-------- Data rows --------
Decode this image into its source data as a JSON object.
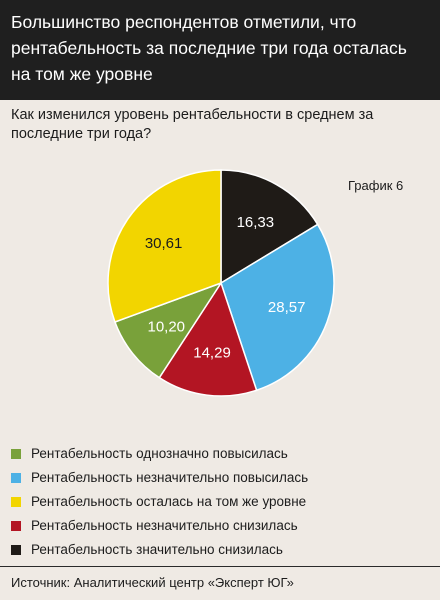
{
  "header": {
    "title": "Большинство респондентов отметили, что рентабельность за последние три года осталась на том же уровне"
  },
  "question": "Как изменился уровень рентабельности в среднем за последние три года?",
  "graph_label": "График 6",
  "legend": [
    {
      "label": "Рентабельность однозначно повысилась",
      "color": "#79a13a"
    },
    {
      "label": "Рентабельность незначительно повысилась",
      "color": "#4db1e5"
    },
    {
      "label": "Рентабельность осталась на том же уровне",
      "color": "#f2d500"
    },
    {
      "label": "Рентабельность незначительно снизилась",
      "color": "#b31523"
    },
    {
      "label": "Рентабельность значительно снизилась",
      "color": "#1f1b17"
    }
  ],
  "source": "Источник: Аналитический центр «Эксперт ЮГ»",
  "chart_data": {
    "type": "pie",
    "title": "",
    "start": "12 o'clock, clockwise",
    "slices": [
      {
        "label": "Рентабельность значительно снизилась",
        "value": 16.33,
        "display": "16,33",
        "color": "#1f1b17",
        "text_color": "#ffffff"
      },
      {
        "label": "Рентабельность незначительно повысилась",
        "value": 28.57,
        "display": "28,57",
        "color": "#4db1e5",
        "text_color": "#ffffff"
      },
      {
        "label": "Рентабельность незначительно снизилась",
        "value": 14.29,
        "display": "14,29",
        "color": "#b31523",
        "text_color": "#ffffff"
      },
      {
        "label": "Рентабельность однозначно повысилась",
        "value": 10.2,
        "display": "10,20",
        "color": "#79a13a",
        "text_color": "#ffffff"
      },
      {
        "label": "Рентабельность осталась на том же уровне",
        "value": 30.61,
        "display": "30,61",
        "color": "#f2d500",
        "text_color": "#1c1c1c"
      }
    ]
  }
}
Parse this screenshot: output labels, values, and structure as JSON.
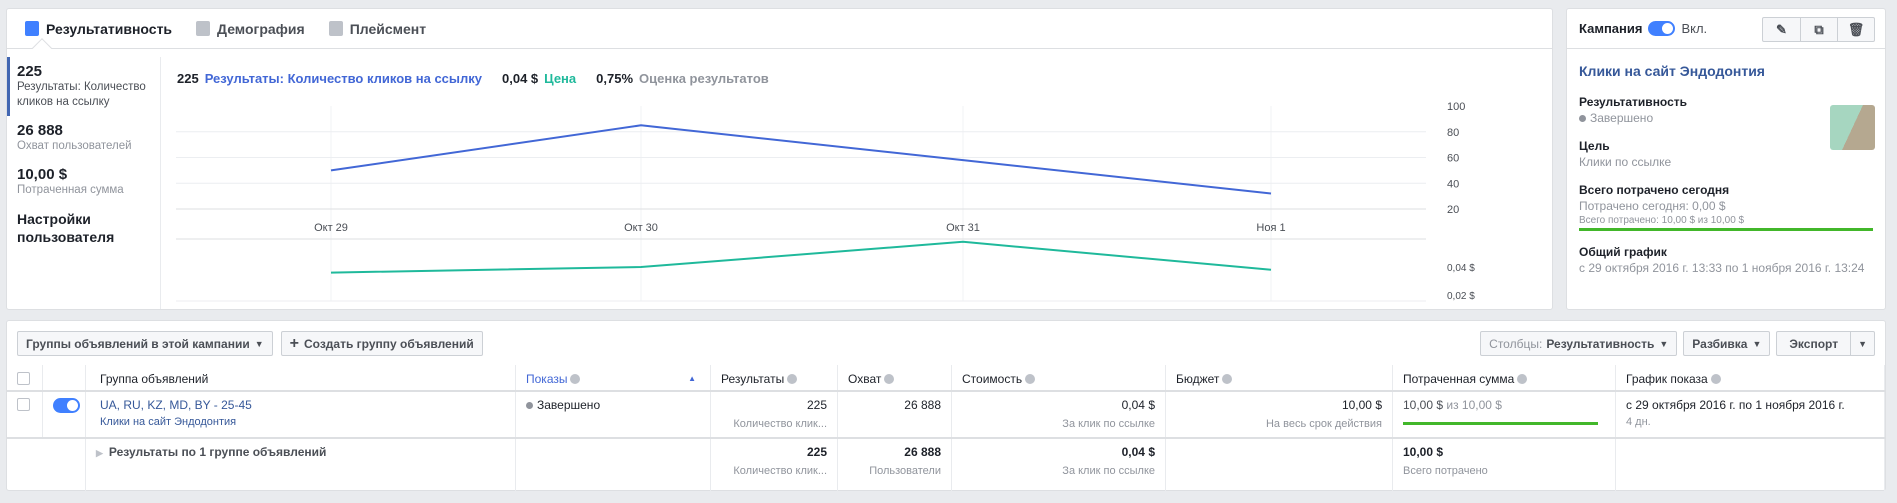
{
  "tabs": [
    {
      "label": "Результативность",
      "icon": "bar-chart-icon"
    },
    {
      "label": "Демография",
      "icon": "people-icon"
    },
    {
      "label": "Плейсмент",
      "icon": "placement-icon"
    }
  ],
  "metrics": [
    {
      "value": "225",
      "label": "Результаты: Количество кликов на ссылку"
    },
    {
      "value": "26 888",
      "label": "Охват пользователей"
    },
    {
      "value": "10,00 $",
      "label": "Потраченная сумма"
    }
  ],
  "custom_settings": "Настройки пользователя",
  "chart_header": {
    "results_value": "225",
    "results_label": "Результаты: Количество кликов на ссылку",
    "price_value": "0,04 $",
    "price_label": "Цена",
    "score_value": "0,75%",
    "score_label": "Оценка результатов"
  },
  "colors": {
    "results": "#4267d6",
    "price": "#1fb99b",
    "progress": "#42b72a"
  },
  "chart_data": [
    {
      "type": "line",
      "title": "Результаты: Количество кликов на ссылку",
      "categories": [
        "Окт 29",
        "Окт 30",
        "Окт 31",
        "Ноя 1"
      ],
      "values": [
        50,
        85,
        58,
        32
      ],
      "ylim": [
        20,
        100
      ],
      "yticks": [
        "100",
        "80",
        "60",
        "40",
        "20"
      ],
      "grid": true
    },
    {
      "type": "line",
      "title": "Цена",
      "categories": [
        "Окт 29",
        "Окт 30",
        "Окт 31",
        "Ноя 1"
      ],
      "values": [
        0.036,
        0.04,
        0.058,
        0.038
      ],
      "ylim": [
        0.02,
        0.06
      ],
      "yticks": [
        "0,04 $",
        "0,02 $"
      ],
      "grid": true
    }
  ],
  "side": {
    "campaign_label": "Кампания",
    "toggle_label": "Вкл.",
    "title": "Клики на сайт Эндодонтия",
    "perf_label": "Результативность",
    "perf_status": "Завершено",
    "goal_label": "Цель",
    "goal_value": "Клики по ссылке",
    "spent_label": "Всего потрачено сегодня",
    "spent_today": "Потрачено сегодня: 0,00 $",
    "spent_total": "Всего потрачено: 10,00 $ из 10,00 $",
    "spent_fraction": 1.0,
    "schedule_label": "Общий график",
    "schedule_value": "с 29 октября 2016 г. 13:33 по 1 ноября 2016 г. 13:24"
  },
  "toolbar": {
    "adsets_dropdown": "Группы объявлений в этой кампании",
    "create": "Создать группу объявлений",
    "columns_prefix": "Столбцы:",
    "columns_value": "Результативность",
    "breakdown": "Разбивка",
    "export": "Экспорт"
  },
  "table": {
    "headers": [
      "Группа объявлений",
      "Показы",
      "Результаты",
      "Охват",
      "Стоимость",
      "Бюджет",
      "Потраченная сумма",
      "График показа"
    ],
    "row": {
      "name": "UA, RU, KZ, MD, BY - 25-45",
      "campaign": "Клики на сайт Эндодонтия",
      "delivery": "Завершено",
      "results": "225",
      "results_sub": "Количество клик...",
      "reach": "26 888",
      "cost": "0,04 $",
      "cost_sub": "За клик по ссылке",
      "budget": "10,00 $",
      "budget_sub": "На весь срок действия",
      "spent": "10,00 $",
      "spent_of": "из 10,00 $",
      "spent_fraction": 1.0,
      "schedule": "с 29 октября 2016 г. по 1 ноября 2016 г.",
      "schedule_sub": "4 дн."
    },
    "total": {
      "label": "Результаты по 1 группе объявлений",
      "results": "225",
      "results_sub": "Количество клик...",
      "reach": "26 888",
      "reach_sub": "Пользователи",
      "cost": "0,04 $",
      "cost_sub": "За клик по ссылке",
      "spent": "10,00 $",
      "spent_sub": "Всего потрачено"
    }
  }
}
--------
Aim → Write out each line of the data exactly; the images should be left out.

Complete answer →
Decode this image into its source data as a JSON object.
{
  "header": {
    "title": "Большинство респондентов отметили, что рентабельность за последние три года осталась на том же уровне"
  },
  "question": "Как изменился уровень рентабельности в среднем за последние три года?",
  "graph_label": "График 6",
  "legend": [
    {
      "label": "Рентабельность однозначно повысилась",
      "color": "#79a13a"
    },
    {
      "label": "Рентабельность незначительно повысилась",
      "color": "#4db1e5"
    },
    {
      "label": "Рентабельность осталась на том же уровне",
      "color": "#f2d500"
    },
    {
      "label": "Рентабельность незначительно снизилась",
      "color": "#b31523"
    },
    {
      "label": "Рентабельность значительно снизилась",
      "color": "#1f1b17"
    }
  ],
  "source": "Источник: Аналитический центр «Эксперт ЮГ»",
  "chart_data": {
    "type": "pie",
    "title": "",
    "start": "12 o'clock, clockwise",
    "slices": [
      {
        "label": "Рентабельность значительно снизилась",
        "value": 16.33,
        "display": "16,33",
        "color": "#1f1b17",
        "text_color": "#ffffff"
      },
      {
        "label": "Рентабельность незначительно повысилась",
        "value": 28.57,
        "display": "28,57",
        "color": "#4db1e5",
        "text_color": "#ffffff"
      },
      {
        "label": "Рентабельность незначительно снизилась",
        "value": 14.29,
        "display": "14,29",
        "color": "#b31523",
        "text_color": "#ffffff"
      },
      {
        "label": "Рентабельность однозначно повысилась",
        "value": 10.2,
        "display": "10,20",
        "color": "#79a13a",
        "text_color": "#ffffff"
      },
      {
        "label": "Рентабельность осталась на том же уровне",
        "value": 30.61,
        "display": "30,61",
        "color": "#f2d500",
        "text_color": "#1c1c1c"
      }
    ]
  }
}
Parse this screenshot: output labels, values, and structure as JSON.
{
  "tabs": [
    {
      "label": "Результативность",
      "icon": "bar-chart-icon"
    },
    {
      "label": "Демография",
      "icon": "people-icon"
    },
    {
      "label": "Плейсмент",
      "icon": "placement-icon"
    }
  ],
  "metrics": [
    {
      "value": "225",
      "label": "Результаты: Количество кликов на ссылку"
    },
    {
      "value": "26 888",
      "label": "Охват пользователей"
    },
    {
      "value": "10,00 $",
      "label": "Потраченная сумма"
    }
  ],
  "custom_settings": "Настройки пользователя",
  "chart_header": {
    "results_value": "225",
    "results_label": "Результаты: Количество кликов на ссылку",
    "price_value": "0,04 $",
    "price_label": "Цена",
    "score_value": "0,75%",
    "score_label": "Оценка результатов"
  },
  "colors": {
    "results": "#4267d6",
    "price": "#1fb99b",
    "progress": "#42b72a"
  },
  "chart_data": [
    {
      "type": "line",
      "title": "Результаты: Количество кликов на ссылку",
      "categories": [
        "Окт 29",
        "Окт 30",
        "Окт 31",
        "Ноя 1"
      ],
      "values": [
        50,
        85,
        58,
        32
      ],
      "ylim": [
        20,
        100
      ],
      "yticks": [
        "100",
        "80",
        "60",
        "40",
        "20"
      ],
      "grid": true
    },
    {
      "type": "line",
      "title": "Цена",
      "categories": [
        "Окт 29",
        "Окт 30",
        "Окт 31",
        "Ноя 1"
      ],
      "values": [
        0.036,
        0.04,
        0.058,
        0.038
      ],
      "ylim": [
        0.02,
        0.06
      ],
      "yticks": [
        "0,04 $",
        "0,02 $"
      ],
      "grid": true
    }
  ],
  "side": {
    "campaign_label": "Кампания",
    "toggle_label": "Вкл.",
    "title": "Клики на сайт Эндодонтия",
    "perf_label": "Результативность",
    "perf_status": "Завершено",
    "goal_label": "Цель",
    "goal_value": "Клики по ссылке",
    "spent_label": "Всего потрачено сегодня",
    "spent_today": "Потрачено сегодня: 0,00 $",
    "spent_total": "Всего потрачено: 10,00 $ из 10,00 $",
    "spent_fraction": 1.0,
    "schedule_label": "Общий график",
    "schedule_value": "с 29 октября 2016 г. 13:33 по 1 ноября 2016 г. 13:24"
  },
  "toolbar": {
    "adsets_dropdown": "Группы объявлений в этой кампании",
    "create": "Создать группу объявлений",
    "columns_prefix": "Столбцы:",
    "columns_value": "Результативность",
    "breakdown": "Разбивка",
    "export": "Экспорт"
  },
  "table": {
    "headers": [
      "Группа объявлений",
      "Показы",
      "Результаты",
      "Охват",
      "Стоимость",
      "Бюджет",
      "Потраченная сумма",
      "График показа"
    ],
    "row": {
      "name": "UA, RU, KZ, MD, BY - 25-45",
      "campaign": "Клики на сайт Эндодонтия",
      "delivery": "Завершено",
      "results": "225",
      "results_sub": "Количество клик...",
      "reach": "26 888",
      "cost": "0,04 $",
      "cost_sub": "За клик по ссылке",
      "budget": "10,00 $",
      "budget_sub": "На весь срок действия",
      "spent": "10,00 $",
      "spent_of": "из 10,00 $",
      "spent_fraction": 1.0,
      "schedule": "с 29 октября 2016 г. по 1 ноября 2016 г.",
      "schedule_sub": "4 дн."
    },
    "total": {
      "label": "Результаты по 1 группе объявлений",
      "results": "225",
      "results_sub": "Количество клик...",
      "reach": "26 888",
      "reach_sub": "Пользователи",
      "cost": "0,04 $",
      "cost_sub": "За клик по ссылке",
      "spent": "10,00 $",
      "spent_sub": "Всего потрачено"
    }
  }
}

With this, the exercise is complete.